### Task:
List, from the lines below, each one with "Fritz" in it.

====== Recorded data

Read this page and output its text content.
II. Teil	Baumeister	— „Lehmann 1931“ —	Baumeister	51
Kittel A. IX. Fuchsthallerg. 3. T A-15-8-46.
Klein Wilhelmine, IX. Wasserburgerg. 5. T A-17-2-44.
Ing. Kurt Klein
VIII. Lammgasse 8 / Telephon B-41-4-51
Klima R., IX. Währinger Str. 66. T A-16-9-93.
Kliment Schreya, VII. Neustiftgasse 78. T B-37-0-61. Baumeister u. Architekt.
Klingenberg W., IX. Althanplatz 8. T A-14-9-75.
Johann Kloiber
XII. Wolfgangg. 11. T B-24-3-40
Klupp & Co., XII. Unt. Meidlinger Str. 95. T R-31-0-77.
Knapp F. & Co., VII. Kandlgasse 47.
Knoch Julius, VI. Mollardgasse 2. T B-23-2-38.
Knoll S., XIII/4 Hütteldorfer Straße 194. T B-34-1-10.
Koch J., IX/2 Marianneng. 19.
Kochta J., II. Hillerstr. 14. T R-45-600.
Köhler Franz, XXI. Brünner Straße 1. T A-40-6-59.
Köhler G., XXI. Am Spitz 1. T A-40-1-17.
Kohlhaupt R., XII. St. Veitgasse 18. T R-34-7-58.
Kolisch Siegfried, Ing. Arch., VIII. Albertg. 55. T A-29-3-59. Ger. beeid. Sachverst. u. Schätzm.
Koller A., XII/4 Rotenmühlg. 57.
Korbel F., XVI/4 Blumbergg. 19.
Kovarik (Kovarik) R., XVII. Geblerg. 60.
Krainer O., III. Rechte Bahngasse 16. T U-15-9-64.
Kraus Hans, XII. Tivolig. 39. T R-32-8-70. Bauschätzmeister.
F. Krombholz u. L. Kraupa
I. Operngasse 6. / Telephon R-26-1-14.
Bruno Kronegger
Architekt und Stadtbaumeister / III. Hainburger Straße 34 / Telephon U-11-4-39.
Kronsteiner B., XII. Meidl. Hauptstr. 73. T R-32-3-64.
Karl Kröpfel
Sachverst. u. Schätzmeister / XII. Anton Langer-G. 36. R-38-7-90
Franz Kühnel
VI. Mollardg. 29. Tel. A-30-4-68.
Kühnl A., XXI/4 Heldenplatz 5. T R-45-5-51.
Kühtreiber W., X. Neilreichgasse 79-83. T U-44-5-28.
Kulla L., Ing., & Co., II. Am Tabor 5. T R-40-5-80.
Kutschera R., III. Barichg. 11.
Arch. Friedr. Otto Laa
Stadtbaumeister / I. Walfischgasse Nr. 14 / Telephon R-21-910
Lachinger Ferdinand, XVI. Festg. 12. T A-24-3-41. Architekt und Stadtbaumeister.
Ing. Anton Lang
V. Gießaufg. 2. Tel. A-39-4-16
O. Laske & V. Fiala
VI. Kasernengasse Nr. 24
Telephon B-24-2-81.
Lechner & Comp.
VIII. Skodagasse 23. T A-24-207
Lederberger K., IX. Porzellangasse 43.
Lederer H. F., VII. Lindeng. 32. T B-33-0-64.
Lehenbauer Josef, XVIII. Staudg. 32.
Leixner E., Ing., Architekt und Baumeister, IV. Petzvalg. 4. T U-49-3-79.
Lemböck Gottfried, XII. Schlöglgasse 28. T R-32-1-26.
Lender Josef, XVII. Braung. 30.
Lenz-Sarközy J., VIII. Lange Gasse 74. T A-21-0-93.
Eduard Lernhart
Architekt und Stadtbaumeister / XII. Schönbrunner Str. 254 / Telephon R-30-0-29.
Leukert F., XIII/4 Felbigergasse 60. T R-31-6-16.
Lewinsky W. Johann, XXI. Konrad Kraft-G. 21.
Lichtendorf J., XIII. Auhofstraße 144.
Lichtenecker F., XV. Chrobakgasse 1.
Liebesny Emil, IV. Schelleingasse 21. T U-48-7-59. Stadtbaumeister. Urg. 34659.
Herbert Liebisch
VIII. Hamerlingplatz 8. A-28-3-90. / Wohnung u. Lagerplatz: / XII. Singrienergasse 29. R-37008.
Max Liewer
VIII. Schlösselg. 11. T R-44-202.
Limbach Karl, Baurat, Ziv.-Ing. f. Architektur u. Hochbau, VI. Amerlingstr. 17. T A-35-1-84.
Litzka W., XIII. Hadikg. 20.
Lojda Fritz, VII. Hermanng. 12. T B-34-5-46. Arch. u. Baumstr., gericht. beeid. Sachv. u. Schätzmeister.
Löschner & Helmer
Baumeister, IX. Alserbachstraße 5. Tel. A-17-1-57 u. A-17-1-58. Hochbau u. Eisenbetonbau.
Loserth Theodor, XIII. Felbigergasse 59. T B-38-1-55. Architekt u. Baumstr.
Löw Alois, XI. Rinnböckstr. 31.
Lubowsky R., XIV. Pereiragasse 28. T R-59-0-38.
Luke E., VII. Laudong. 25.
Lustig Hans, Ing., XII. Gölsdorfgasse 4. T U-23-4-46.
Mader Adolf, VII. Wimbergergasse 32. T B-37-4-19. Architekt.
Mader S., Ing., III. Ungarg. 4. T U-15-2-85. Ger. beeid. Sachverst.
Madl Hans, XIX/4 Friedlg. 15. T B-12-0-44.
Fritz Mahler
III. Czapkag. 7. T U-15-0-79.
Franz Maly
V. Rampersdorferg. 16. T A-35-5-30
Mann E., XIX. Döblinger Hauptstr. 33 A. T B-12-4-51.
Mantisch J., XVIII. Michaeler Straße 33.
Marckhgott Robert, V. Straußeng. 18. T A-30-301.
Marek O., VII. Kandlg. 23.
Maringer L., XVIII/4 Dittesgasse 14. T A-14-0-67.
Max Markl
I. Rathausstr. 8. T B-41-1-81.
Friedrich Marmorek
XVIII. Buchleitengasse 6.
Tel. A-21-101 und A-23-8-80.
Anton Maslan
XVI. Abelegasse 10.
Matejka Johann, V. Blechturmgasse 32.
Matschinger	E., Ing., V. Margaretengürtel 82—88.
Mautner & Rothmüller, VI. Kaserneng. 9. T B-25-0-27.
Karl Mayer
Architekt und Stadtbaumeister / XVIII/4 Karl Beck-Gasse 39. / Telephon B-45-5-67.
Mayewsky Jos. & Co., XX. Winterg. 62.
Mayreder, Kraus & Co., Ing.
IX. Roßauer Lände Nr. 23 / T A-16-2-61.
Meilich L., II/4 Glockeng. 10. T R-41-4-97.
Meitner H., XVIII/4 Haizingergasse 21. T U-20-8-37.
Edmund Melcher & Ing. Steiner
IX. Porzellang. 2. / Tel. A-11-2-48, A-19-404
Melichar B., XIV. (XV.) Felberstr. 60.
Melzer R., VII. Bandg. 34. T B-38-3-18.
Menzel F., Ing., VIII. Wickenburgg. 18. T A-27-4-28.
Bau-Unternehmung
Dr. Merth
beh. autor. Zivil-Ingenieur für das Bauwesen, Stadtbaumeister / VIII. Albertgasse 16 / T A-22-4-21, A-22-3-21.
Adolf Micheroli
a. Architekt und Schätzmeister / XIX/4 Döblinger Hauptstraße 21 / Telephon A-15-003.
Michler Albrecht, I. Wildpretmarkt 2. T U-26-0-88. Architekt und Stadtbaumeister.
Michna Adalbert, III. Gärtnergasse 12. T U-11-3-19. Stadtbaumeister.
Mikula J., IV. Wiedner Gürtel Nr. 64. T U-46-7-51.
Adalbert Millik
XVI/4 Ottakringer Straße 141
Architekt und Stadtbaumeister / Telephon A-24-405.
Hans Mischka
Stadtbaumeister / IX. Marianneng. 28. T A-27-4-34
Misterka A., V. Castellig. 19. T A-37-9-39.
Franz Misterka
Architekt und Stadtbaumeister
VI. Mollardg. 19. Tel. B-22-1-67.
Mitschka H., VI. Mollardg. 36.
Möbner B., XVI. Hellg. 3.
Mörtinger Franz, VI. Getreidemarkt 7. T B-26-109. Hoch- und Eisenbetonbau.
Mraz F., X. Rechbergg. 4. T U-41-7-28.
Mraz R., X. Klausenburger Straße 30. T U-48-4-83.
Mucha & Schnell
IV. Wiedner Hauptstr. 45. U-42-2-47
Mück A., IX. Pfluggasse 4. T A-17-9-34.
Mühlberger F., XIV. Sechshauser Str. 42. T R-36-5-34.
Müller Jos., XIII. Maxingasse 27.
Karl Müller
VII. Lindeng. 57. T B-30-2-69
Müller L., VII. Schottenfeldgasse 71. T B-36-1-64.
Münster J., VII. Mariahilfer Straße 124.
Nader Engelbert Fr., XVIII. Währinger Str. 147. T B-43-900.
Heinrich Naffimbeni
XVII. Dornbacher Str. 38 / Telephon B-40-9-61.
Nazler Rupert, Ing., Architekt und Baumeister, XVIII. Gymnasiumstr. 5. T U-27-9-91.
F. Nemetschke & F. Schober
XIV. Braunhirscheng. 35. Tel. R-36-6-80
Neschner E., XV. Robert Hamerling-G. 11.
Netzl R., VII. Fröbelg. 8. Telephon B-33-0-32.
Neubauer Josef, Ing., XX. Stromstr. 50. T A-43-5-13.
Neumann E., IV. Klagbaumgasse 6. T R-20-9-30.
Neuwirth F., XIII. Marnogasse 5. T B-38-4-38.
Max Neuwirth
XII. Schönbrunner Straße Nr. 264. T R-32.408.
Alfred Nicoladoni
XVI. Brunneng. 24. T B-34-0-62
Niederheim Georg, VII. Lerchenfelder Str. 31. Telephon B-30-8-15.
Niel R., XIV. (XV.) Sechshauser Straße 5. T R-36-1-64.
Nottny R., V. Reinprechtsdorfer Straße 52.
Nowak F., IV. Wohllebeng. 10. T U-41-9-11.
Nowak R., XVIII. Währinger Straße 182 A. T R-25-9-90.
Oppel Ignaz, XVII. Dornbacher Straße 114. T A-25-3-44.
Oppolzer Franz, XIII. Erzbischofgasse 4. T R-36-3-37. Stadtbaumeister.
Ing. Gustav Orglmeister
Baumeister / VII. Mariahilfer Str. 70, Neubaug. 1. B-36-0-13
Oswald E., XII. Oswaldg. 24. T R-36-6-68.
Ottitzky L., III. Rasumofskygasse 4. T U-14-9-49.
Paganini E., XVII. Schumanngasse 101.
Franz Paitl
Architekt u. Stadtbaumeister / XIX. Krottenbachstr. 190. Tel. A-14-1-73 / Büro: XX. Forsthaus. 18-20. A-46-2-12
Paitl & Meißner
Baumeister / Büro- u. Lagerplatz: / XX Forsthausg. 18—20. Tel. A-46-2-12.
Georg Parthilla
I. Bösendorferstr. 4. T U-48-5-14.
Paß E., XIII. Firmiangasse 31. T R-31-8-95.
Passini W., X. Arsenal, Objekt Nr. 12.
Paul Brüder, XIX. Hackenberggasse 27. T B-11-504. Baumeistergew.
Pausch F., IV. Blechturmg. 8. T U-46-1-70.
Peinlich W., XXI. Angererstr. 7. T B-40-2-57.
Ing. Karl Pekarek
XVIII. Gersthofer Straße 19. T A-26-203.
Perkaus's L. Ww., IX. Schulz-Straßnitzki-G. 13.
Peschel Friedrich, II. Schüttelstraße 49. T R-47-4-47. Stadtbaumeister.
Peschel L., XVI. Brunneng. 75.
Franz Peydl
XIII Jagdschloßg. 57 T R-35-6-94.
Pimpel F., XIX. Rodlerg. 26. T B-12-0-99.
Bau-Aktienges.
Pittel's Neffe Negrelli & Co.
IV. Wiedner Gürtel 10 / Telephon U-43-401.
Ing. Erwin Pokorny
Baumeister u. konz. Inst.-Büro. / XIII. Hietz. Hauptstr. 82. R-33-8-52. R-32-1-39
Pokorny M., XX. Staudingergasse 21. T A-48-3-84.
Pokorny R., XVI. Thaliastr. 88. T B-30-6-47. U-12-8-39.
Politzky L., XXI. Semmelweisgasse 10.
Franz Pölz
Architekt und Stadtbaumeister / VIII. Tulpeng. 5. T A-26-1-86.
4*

============

### Result of this task:
Lojda Fritz, VII. Hermanng. 12. T B-34-5-46. Arch. u. Baumstr., gericht. beeid. Sachv. u. Schätzmeister.
Fritz Mahler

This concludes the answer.